▶ **REQUIREMENT**
Scan the records below. List lines holding "values".

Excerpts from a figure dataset
— start —
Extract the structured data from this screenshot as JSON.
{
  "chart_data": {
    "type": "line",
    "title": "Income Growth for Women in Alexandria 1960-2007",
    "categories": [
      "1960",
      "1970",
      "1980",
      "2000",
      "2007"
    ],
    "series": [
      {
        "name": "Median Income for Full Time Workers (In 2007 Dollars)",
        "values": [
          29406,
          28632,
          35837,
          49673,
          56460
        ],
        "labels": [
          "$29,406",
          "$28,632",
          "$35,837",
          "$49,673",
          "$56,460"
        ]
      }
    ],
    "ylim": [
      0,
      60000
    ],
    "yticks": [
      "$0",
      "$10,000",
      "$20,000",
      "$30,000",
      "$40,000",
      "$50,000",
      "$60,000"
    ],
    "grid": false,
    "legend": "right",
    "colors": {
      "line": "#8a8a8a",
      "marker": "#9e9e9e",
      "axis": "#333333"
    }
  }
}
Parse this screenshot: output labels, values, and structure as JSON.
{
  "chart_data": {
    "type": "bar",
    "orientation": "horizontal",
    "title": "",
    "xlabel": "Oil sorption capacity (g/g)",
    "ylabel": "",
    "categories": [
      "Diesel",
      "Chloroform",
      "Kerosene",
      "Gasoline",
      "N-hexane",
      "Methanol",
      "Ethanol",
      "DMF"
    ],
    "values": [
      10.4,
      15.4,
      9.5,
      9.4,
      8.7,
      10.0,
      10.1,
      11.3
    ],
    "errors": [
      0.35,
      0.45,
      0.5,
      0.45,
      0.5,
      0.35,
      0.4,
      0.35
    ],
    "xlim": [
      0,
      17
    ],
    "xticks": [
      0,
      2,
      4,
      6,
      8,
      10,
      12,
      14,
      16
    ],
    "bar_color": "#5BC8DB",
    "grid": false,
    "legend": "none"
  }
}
— end —
▶ **WRITTEN REPLY**
        "values": [
Parse this screenshot: output labels, values, and structure as JSON.
    "values": [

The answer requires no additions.